───── Stored data ─────

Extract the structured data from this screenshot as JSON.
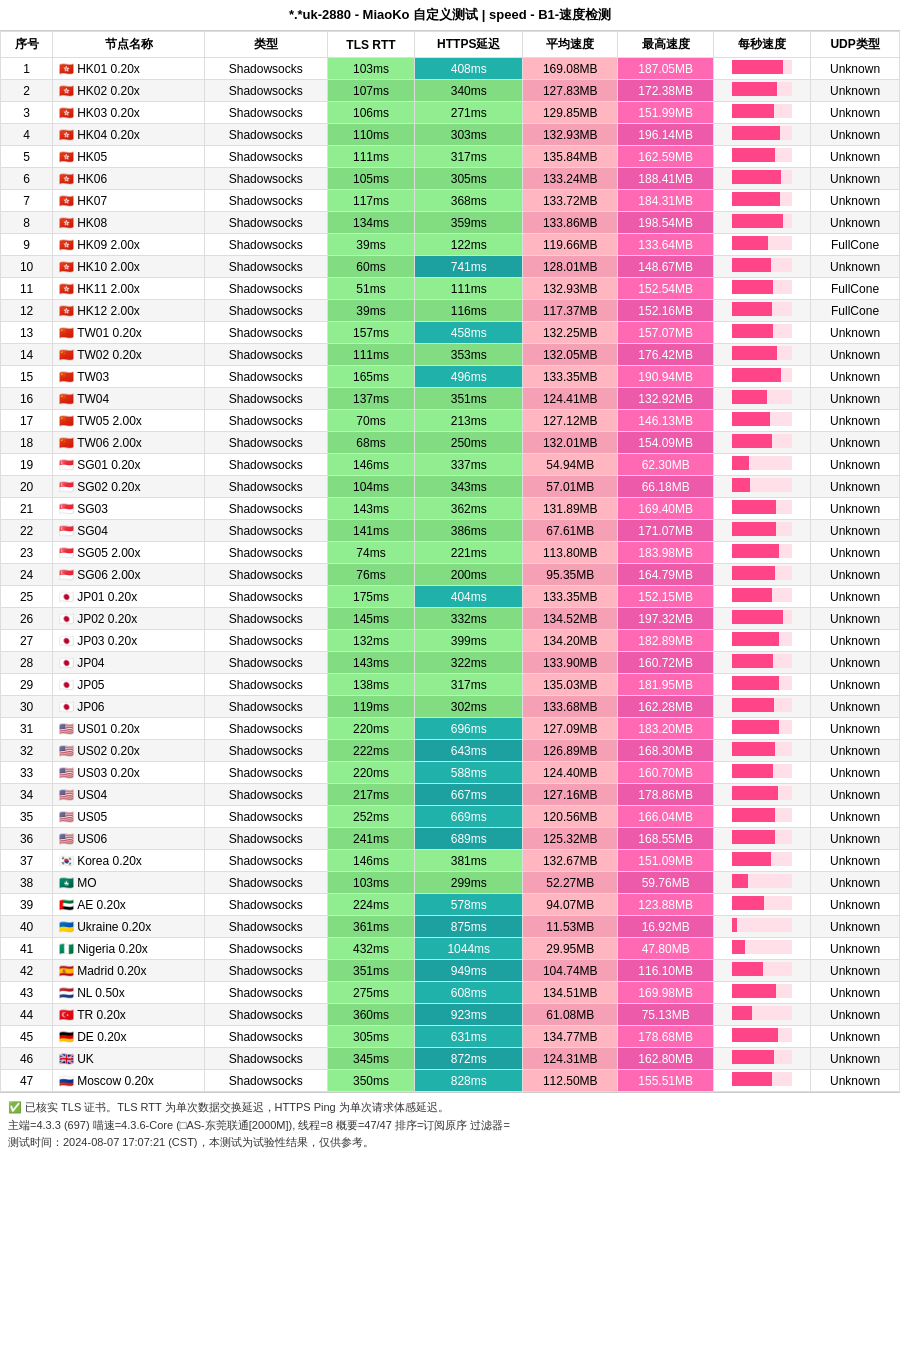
{
  "title": "*.*uk-2880 - MiaoKo 自定义测试 | speed - B1-速度检测",
  "headers": [
    "序号",
    "节点名称",
    "类型",
    "TLS RTT",
    "HTTPS延迟",
    "平均速度",
    "最高速度",
    "每秒速度",
    "UDP类型"
  ],
  "rows": [
    {
      "seq": 1,
      "flag": "🇭🇰",
      "name": "HK01 0.20x",
      "type": "Shadowsocks",
      "tls": "103ms",
      "https": "408ms",
      "httpsHigh": true,
      "avg": "169.08MB",
      "max": "187.05MB",
      "bar": 85,
      "udp": "Unknown"
    },
    {
      "seq": 2,
      "flag": "🇭🇰",
      "name": "HK02 0.20x",
      "type": "Shadowsocks",
      "tls": "107ms",
      "https": "340ms",
      "httpsHigh": false,
      "avg": "127.83MB",
      "max": "172.38MB",
      "bar": 75,
      "udp": "Unknown"
    },
    {
      "seq": 3,
      "flag": "🇭🇰",
      "name": "HK03 0.20x",
      "type": "Shadowsocks",
      "tls": "106ms",
      "https": "271ms",
      "httpsHigh": false,
      "avg": "129.85MB",
      "max": "151.99MB",
      "bar": 70,
      "udp": "Unknown"
    },
    {
      "seq": 4,
      "flag": "🇭🇰",
      "name": "HK04 0.20x",
      "type": "Shadowsocks",
      "tls": "110ms",
      "https": "303ms",
      "httpsHigh": false,
      "avg": "132.93MB",
      "max": "196.14MB",
      "bar": 80,
      "udp": "Unknown"
    },
    {
      "seq": 5,
      "flag": "🇭🇰",
      "name": "HK05",
      "type": "Shadowsocks",
      "tls": "111ms",
      "https": "317ms",
      "httpsHigh": false,
      "avg": "135.84MB",
      "max": "162.59MB",
      "bar": 72,
      "udp": "Unknown"
    },
    {
      "seq": 6,
      "flag": "🇭🇰",
      "name": "HK06",
      "type": "Shadowsocks",
      "tls": "105ms",
      "https": "305ms",
      "httpsHigh": false,
      "avg": "133.24MB",
      "max": "188.41MB",
      "bar": 82,
      "udp": "Unknown"
    },
    {
      "seq": 7,
      "flag": "🇭🇰",
      "name": "HK07",
      "type": "Shadowsocks",
      "tls": "117ms",
      "https": "368ms",
      "httpsHigh": false,
      "avg": "133.72MB",
      "max": "184.31MB",
      "bar": 80,
      "udp": "Unknown"
    },
    {
      "seq": 8,
      "flag": "🇭🇰",
      "name": "HK08",
      "type": "Shadowsocks",
      "tls": "134ms",
      "https": "359ms",
      "httpsHigh": false,
      "avg": "133.86MB",
      "max": "198.54MB",
      "bar": 85,
      "udp": "Unknown"
    },
    {
      "seq": 9,
      "flag": "🇭🇰",
      "name": "HK09 2.00x",
      "type": "Shadowsocks",
      "tls": "39ms",
      "https": "122ms",
      "httpsHigh": false,
      "avg": "119.66MB",
      "max": "133.64MB",
      "bar": 60,
      "udp": "FullCone"
    },
    {
      "seq": 10,
      "flag": "🇭🇰",
      "name": "HK10 2.00x",
      "type": "Shadowsocks",
      "tls": "60ms",
      "https": "741ms",
      "httpsHigh": true,
      "avg": "128.01MB",
      "max": "148.67MB",
      "bar": 65,
      "udp": "Unknown"
    },
    {
      "seq": 11,
      "flag": "🇭🇰",
      "name": "HK11 2.00x",
      "type": "Shadowsocks",
      "tls": "51ms",
      "https": "111ms",
      "httpsHigh": false,
      "avg": "132.93MB",
      "max": "152.54MB",
      "bar": 68,
      "udp": "FullCone"
    },
    {
      "seq": 12,
      "flag": "🇭🇰",
      "name": "HK12 2.00x",
      "type": "Shadowsocks",
      "tls": "39ms",
      "https": "116ms",
      "httpsHigh": false,
      "avg": "117.37MB",
      "max": "152.16MB",
      "bar": 66,
      "udp": "FullCone"
    },
    {
      "seq": 13,
      "flag": "🇨🇳",
      "name": "TW01 0.20x",
      "type": "Shadowsocks",
      "tls": "157ms",
      "https": "458ms",
      "httpsHigh": true,
      "avg": "132.25MB",
      "max": "157.07MB",
      "bar": 68,
      "udp": "Unknown"
    },
    {
      "seq": 14,
      "flag": "🇨🇳",
      "name": "TW02 0.20x",
      "type": "Shadowsocks",
      "tls": "111ms",
      "https": "353ms",
      "httpsHigh": false,
      "avg": "132.05MB",
      "max": "176.42MB",
      "bar": 75,
      "udp": "Unknown"
    },
    {
      "seq": 15,
      "flag": "🇨🇳",
      "name": "TW03",
      "type": "Shadowsocks",
      "tls": "165ms",
      "https": "496ms",
      "httpsHigh": true,
      "avg": "133.35MB",
      "max": "190.94MB",
      "bar": 82,
      "udp": "Unknown"
    },
    {
      "seq": 16,
      "flag": "🇨🇳",
      "name": "TW04",
      "type": "Shadowsocks",
      "tls": "137ms",
      "https": "351ms",
      "httpsHigh": false,
      "avg": "124.41MB",
      "max": "132.92MB",
      "bar": 58,
      "udp": "Unknown"
    },
    {
      "seq": 17,
      "flag": "🇨🇳",
      "name": "TW05 2.00x",
      "type": "Shadowsocks",
      "tls": "70ms",
      "https": "213ms",
      "httpsHigh": false,
      "avg": "127.12MB",
      "max": "146.13MB",
      "bar": 63,
      "udp": "Unknown"
    },
    {
      "seq": 18,
      "flag": "🇨🇳",
      "name": "TW06 2.00x",
      "type": "Shadowsocks",
      "tls": "68ms",
      "https": "250ms",
      "httpsHigh": false,
      "avg": "132.01MB",
      "max": "154.09MB",
      "bar": 67,
      "udp": "Unknown"
    },
    {
      "seq": 19,
      "flag": "🇸🇬",
      "name": "SG01 0.20x",
      "type": "Shadowsocks",
      "tls": "146ms",
      "https": "337ms",
      "httpsHigh": false,
      "avg": "54.94MB",
      "max": "62.30MB",
      "bar": 28,
      "udp": "Unknown"
    },
    {
      "seq": 20,
      "flag": "🇸🇬",
      "name": "SG02 0.20x",
      "type": "Shadowsocks",
      "tls": "104ms",
      "https": "343ms",
      "httpsHigh": false,
      "avg": "57.01MB",
      "max": "66.18MB",
      "bar": 30,
      "udp": "Unknown"
    },
    {
      "seq": 21,
      "flag": "🇸🇬",
      "name": "SG03",
      "type": "Shadowsocks",
      "tls": "143ms",
      "https": "362ms",
      "httpsHigh": false,
      "avg": "131.89MB",
      "max": "169.40MB",
      "bar": 73,
      "udp": "Unknown"
    },
    {
      "seq": 22,
      "flag": "🇸🇬",
      "name": "SG04",
      "type": "Shadowsocks",
      "tls": "141ms",
      "https": "386ms",
      "httpsHigh": false,
      "avg": "67.61MB",
      "max": "171.07MB",
      "bar": 74,
      "udp": "Unknown"
    },
    {
      "seq": 23,
      "flag": "🇸🇬",
      "name": "SG05 2.00x",
      "type": "Shadowsocks",
      "tls": "74ms",
      "https": "221ms",
      "httpsHigh": false,
      "avg": "113.80MB",
      "max": "183.98MB",
      "bar": 79,
      "udp": "Unknown"
    },
    {
      "seq": 24,
      "flag": "🇸🇬",
      "name": "SG06 2.00x",
      "type": "Shadowsocks",
      "tls": "76ms",
      "https": "200ms",
      "httpsHigh": false,
      "avg": "95.35MB",
      "max": "164.79MB",
      "bar": 71,
      "udp": "Unknown"
    },
    {
      "seq": 25,
      "flag": "🇯🇵",
      "name": "JP01 0.20x",
      "type": "Shadowsocks",
      "tls": "175ms",
      "https": "404ms",
      "httpsHigh": true,
      "avg": "133.35MB",
      "max": "152.15MB",
      "bar": 66,
      "udp": "Unknown"
    },
    {
      "seq": 26,
      "flag": "🇯🇵",
      "name": "JP02 0.20x",
      "type": "Shadowsocks",
      "tls": "145ms",
      "https": "332ms",
      "httpsHigh": false,
      "avg": "134.52MB",
      "max": "197.32MB",
      "bar": 85,
      "udp": "Unknown"
    },
    {
      "seq": 27,
      "flag": "🇯🇵",
      "name": "JP03 0.20x",
      "type": "Shadowsocks",
      "tls": "132ms",
      "https": "399ms",
      "httpsHigh": false,
      "avg": "134.20MB",
      "max": "182.89MB",
      "bar": 79,
      "udp": "Unknown"
    },
    {
      "seq": 28,
      "flag": "🇯🇵",
      "name": "JP04",
      "type": "Shadowsocks",
      "tls": "143ms",
      "https": "322ms",
      "httpsHigh": false,
      "avg": "133.90MB",
      "max": "160.72MB",
      "bar": 69,
      "udp": "Unknown"
    },
    {
      "seq": 29,
      "flag": "🇯🇵",
      "name": "JP05",
      "type": "Shadowsocks",
      "tls": "138ms",
      "https": "317ms",
      "httpsHigh": false,
      "avg": "135.03MB",
      "max": "181.95MB",
      "bar": 78,
      "udp": "Unknown"
    },
    {
      "seq": 30,
      "flag": "🇯🇵",
      "name": "JP06",
      "type": "Shadowsocks",
      "tls": "119ms",
      "https": "302ms",
      "httpsHigh": false,
      "avg": "133.68MB",
      "max": "162.28MB",
      "bar": 70,
      "udp": "Unknown"
    },
    {
      "seq": 31,
      "flag": "🇺🇸",
      "name": "US01 0.20x",
      "type": "Shadowsocks",
      "tls": "220ms",
      "https": "696ms",
      "httpsHigh": true,
      "avg": "127.09MB",
      "max": "183.20MB",
      "bar": 79,
      "udp": "Unknown"
    },
    {
      "seq": 32,
      "flag": "🇺🇸",
      "name": "US02 0.20x",
      "type": "Shadowsocks",
      "tls": "222ms",
      "https": "643ms",
      "httpsHigh": true,
      "avg": "126.89MB",
      "max": "168.30MB",
      "bar": 72,
      "udp": "Unknown"
    },
    {
      "seq": 33,
      "flag": "🇺🇸",
      "name": "US03 0.20x",
      "type": "Shadowsocks",
      "tls": "220ms",
      "https": "588ms",
      "httpsHigh": true,
      "avg": "124.40MB",
      "max": "160.70MB",
      "bar": 69,
      "udp": "Unknown"
    },
    {
      "seq": 34,
      "flag": "🇺🇸",
      "name": "US04",
      "type": "Shadowsocks",
      "tls": "217ms",
      "https": "667ms",
      "httpsHigh": true,
      "avg": "127.16MB",
      "max": "178.86MB",
      "bar": 77,
      "udp": "Unknown"
    },
    {
      "seq": 35,
      "flag": "🇺🇸",
      "name": "US05",
      "type": "Shadowsocks",
      "tls": "252ms",
      "https": "669ms",
      "httpsHigh": true,
      "avg": "120.56MB",
      "max": "166.04MB",
      "bar": 71,
      "udp": "Unknown"
    },
    {
      "seq": 36,
      "flag": "🇺🇸",
      "name": "US06",
      "type": "Shadowsocks",
      "tls": "241ms",
      "https": "689ms",
      "httpsHigh": true,
      "avg": "125.32MB",
      "max": "168.55MB",
      "bar": 72,
      "udp": "Unknown"
    },
    {
      "seq": 37,
      "flag": "🇰🇷",
      "name": "Korea 0.20x",
      "type": "Shadowsocks",
      "tls": "146ms",
      "https": "381ms",
      "httpsHigh": false,
      "avg": "132.67MB",
      "max": "151.09MB",
      "bar": 65,
      "udp": "Unknown"
    },
    {
      "seq": 38,
      "flag": "🇲🇴",
      "name": "MO",
      "type": "Shadowsocks",
      "tls": "103ms",
      "https": "299ms",
      "httpsHigh": false,
      "avg": "52.27MB",
      "max": "59.76MB",
      "bar": 26,
      "udp": "Unknown"
    },
    {
      "seq": 39,
      "flag": "🇦🇪",
      "name": "AE 0.20x",
      "type": "Shadowsocks",
      "tls": "224ms",
      "https": "578ms",
      "httpsHigh": true,
      "avg": "94.07MB",
      "max": "123.88MB",
      "bar": 54,
      "udp": "Unknown"
    },
    {
      "seq": 40,
      "flag": "🇺🇦",
      "name": "Ukraine 0.20x",
      "type": "Shadowsocks",
      "tls": "361ms",
      "https": "875ms",
      "httpsHigh": true,
      "avg": "11.53MB",
      "max": "16.92MB",
      "bar": 8,
      "udp": "Unknown"
    },
    {
      "seq": 41,
      "flag": "🇳🇬",
      "name": "Nigeria 0.20x",
      "type": "Shadowsocks",
      "tls": "432ms",
      "https": "1044ms",
      "httpsHigh": true,
      "avg": "29.95MB",
      "max": "47.80MB",
      "bar": 21,
      "udp": "Unknown"
    },
    {
      "seq": 42,
      "flag": "🇪🇸",
      "name": "Madrid 0.20x",
      "type": "Shadowsocks",
      "tls": "351ms",
      "https": "949ms",
      "httpsHigh": true,
      "avg": "104.74MB",
      "max": "116.10MB",
      "bar": 51,
      "udp": "Unknown"
    },
    {
      "seq": 43,
      "flag": "🇳🇱",
      "name": "NL 0.50x",
      "type": "Shadowsocks",
      "tls": "275ms",
      "https": "608ms",
      "httpsHigh": true,
      "avg": "134.51MB",
      "max": "169.98MB",
      "bar": 73,
      "udp": "Unknown"
    },
    {
      "seq": 44,
      "flag": "🇹🇷",
      "name": "TR 0.20x",
      "type": "Shadowsocks",
      "tls": "360ms",
      "https": "923ms",
      "httpsHigh": true,
      "avg": "61.08MB",
      "max": "75.13MB",
      "bar": 33,
      "udp": "Unknown"
    },
    {
      "seq": 45,
      "flag": "🇩🇪",
      "name": "DE 0.20x",
      "type": "Shadowsocks",
      "tls": "305ms",
      "https": "631ms",
      "httpsHigh": true,
      "avg": "134.77MB",
      "max": "178.68MB",
      "bar": 77,
      "udp": "Unknown"
    },
    {
      "seq": 46,
      "flag": "🇬🇧",
      "name": "UK",
      "type": "Shadowsocks",
      "tls": "345ms",
      "https": "872ms",
      "httpsHigh": true,
      "avg": "124.31MB",
      "max": "162.80MB",
      "bar": 70,
      "udp": "Unknown"
    },
    {
      "seq": 47,
      "flag": "🇷🇺",
      "name": "Moscow 0.20x",
      "type": "Shadowsocks",
      "tls": "350ms",
      "https": "828ms",
      "httpsHigh": true,
      "avg": "112.50MB",
      "max": "155.51MB",
      "bar": 67,
      "udp": "Unknown"
    }
  ],
  "footer": {
    "line1": "✅ 已核实 TLS 证书。TLS RTT 为单次数据交换延迟，HTTPS Ping 为单次请求体感延迟。",
    "line2": "主端=4.3.3 (697) 喵速=4.3.6-Core (□AS-东莞联通[2000M]), 线程=8 概要=47/47 排序=订阅原序 过滤器=",
    "line3": "测试时间：2024-08-07 17:07:21 (CST)，本测试为试验性结果，仅供参考。"
  }
}
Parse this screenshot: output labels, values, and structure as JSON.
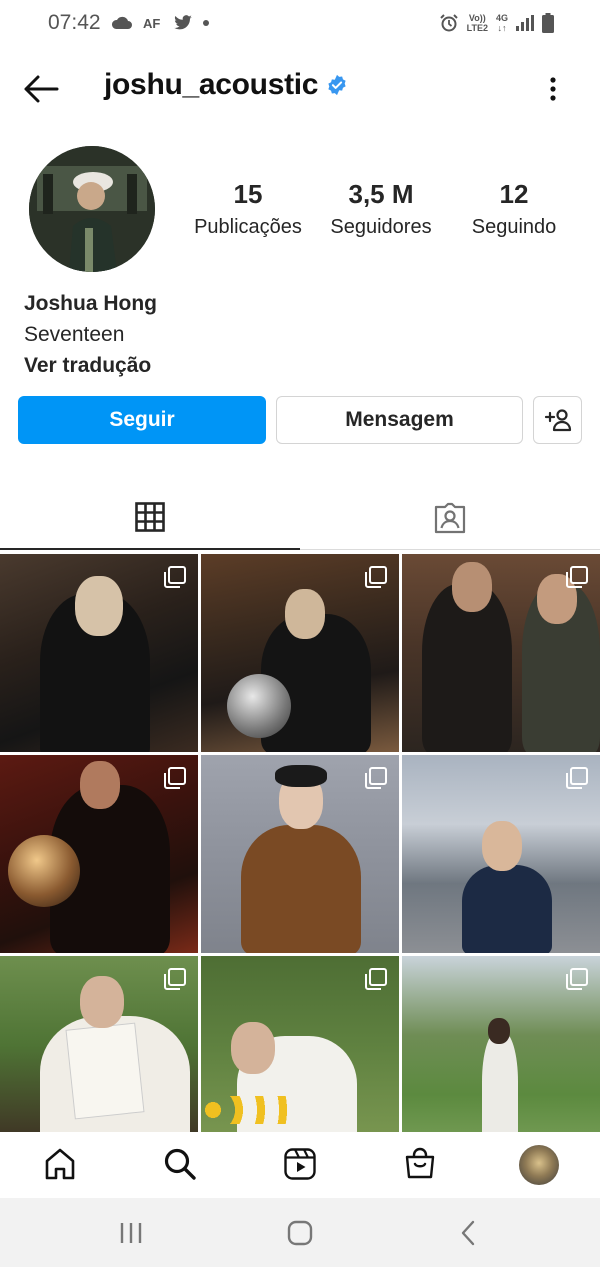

─────

> **What needs to be done**
Determine how many lines of the listing hold the word "this" and reply with that figure alone.

> **Correct output**
2